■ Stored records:
────────────────────
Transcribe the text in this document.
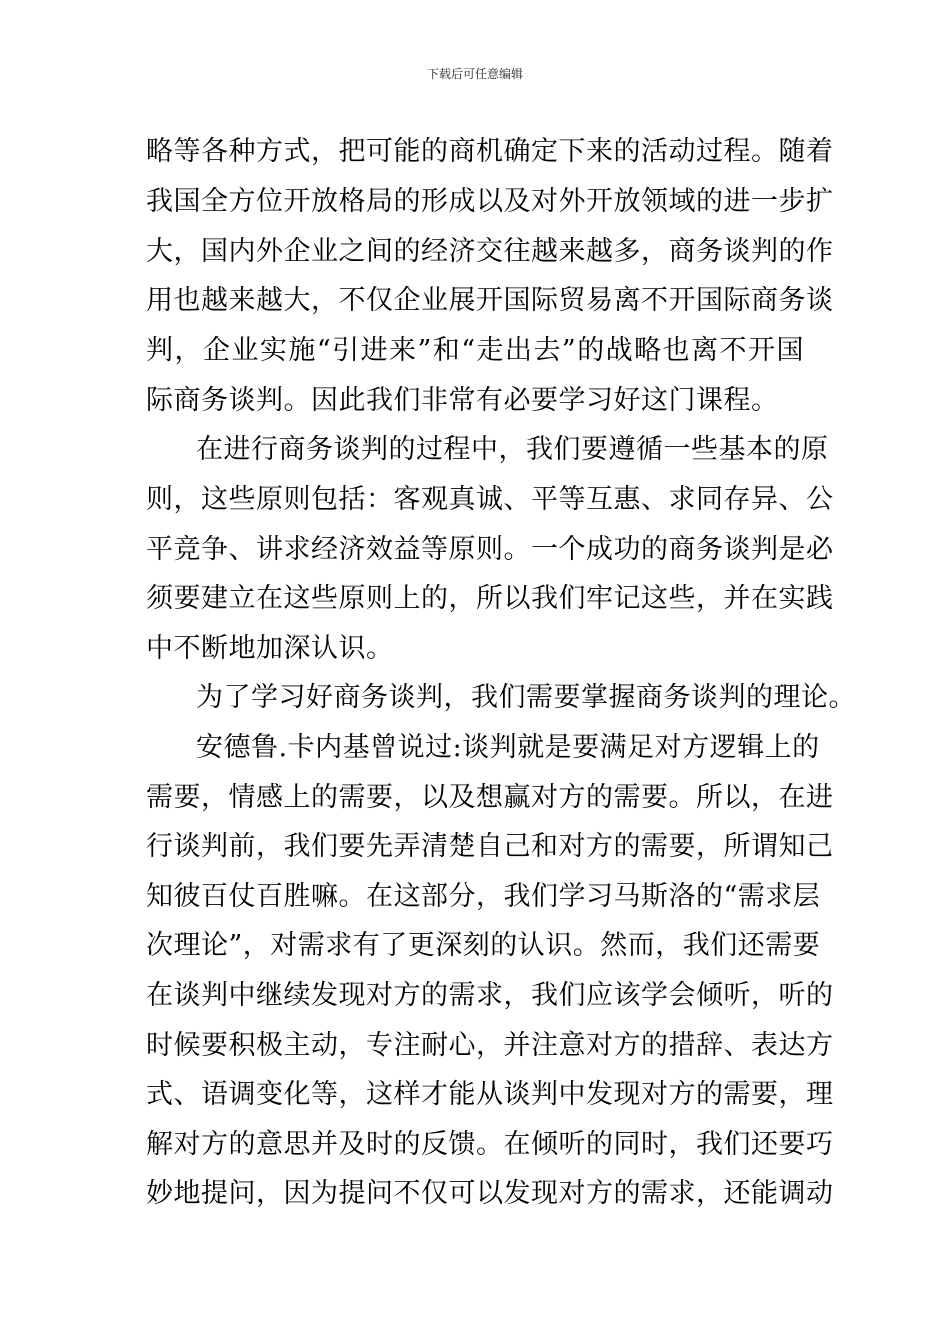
下载后可任意编辑
略等各种方式，把可能的商机确定下来的活动过程。随着
我国全方位开放格局的形成以及对外开放领域的进一步扩
大，国内外企业之间的经济交往越来越多，商务谈判的作
用也越来越大，不仅企业展开国际贸易离不开国际商务谈
判，企业实施“引进来”和“走出去”的战略也离不开国
际商务谈判。因此我们非常有必要学习好这门课程。
在进行商务谈判的过程中，我们要遵循一些基本的原
则，这些原则包括：客观真诚、平等互惠、求同存异、公
平竞争、讲求经济效益等原则。一个成功的商务谈判是必
须要建立在这些原则上的，所以我们牢记这些，并在实践
中不断地加深认识。
为了学习好商务谈判，我们需要掌握商务谈判的理论。
安德鲁.卡内基曾说过:谈判就是要满足对方逻辑上的
需要，情感上的需要，以及想赢对方的需要。所以，在进
行谈判前，我们要先弄清楚自己和对方的需要，所谓知己
知彼百仗百胜嘛。在这部分，我们学习马斯洛的“需求层
次理论”，对需求有了更深刻的认识。然而，我们还需要
在谈判中继续发现对方的需求，我们应该学会倾听，听的
时候要积极主动，专注耐心，并注意对方的措辞、表达方
式、语调变化等，这样才能从谈判中发现对方的需要，理
解对方的意思并及时的反馈。在倾听的同时，我们还要巧
妙地提问，因为提问不仅可以发现对方的需求，还能调动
────────────────────
■ Stated problem: Transcribe all entries above exactly. Drop the pictures.

■ Finished task:
Transcribe the text in this document.
下载后可任意编辑
略等各种方式，把可能的商机确定下来的活动过程。随着
我国全方位开放格局的形成以及对外开放领域的进一步扩
大，国内外企业之间的经济交往越来越多，商务谈判的作
用也越来越大，不仅企业展开国际贸易离不开国际商务谈
判，企业实施“引进来”和“走出去”的战略也离不开国
际商务谈判。因此我们非常有必要学习好这门课程。
在进行商务谈判的过程中，我们要遵循一些基本的原
则，这些原则包括：客观真诚、平等互惠、求同存异、公
平竞争、讲求经济效益等原则。一个成功的商务谈判是必
须要建立在这些原则上的，所以我们牢记这些，并在实践
中不断地加深认识。
为了学习好商务谈判，我们需要掌握商务谈判的理论。
安德鲁.卡内基曾说过:谈判就是要满足对方逻辑上的
需要，情感上的需要，以及想赢对方的需要。所以，在进
行谈判前，我们要先弄清楚自己和对方的需要，所谓知己
知彼百仗百胜嘛。在这部分，我们学习马斯洛的“需求层
次理论”，对需求有了更深刻的认识。然而，我们还需要
在谈判中继续发现对方的需求，我们应该学会倾听，听的
时候要积极主动，专注耐心，并注意对方的措辞、表达方
式、语调变化等，这样才能从谈判中发现对方的需要，理
解对方的意思并及时的反馈。在倾听的同时，我们还要巧
妙地提问，因为提问不仅可以发现对方的需求，还能调动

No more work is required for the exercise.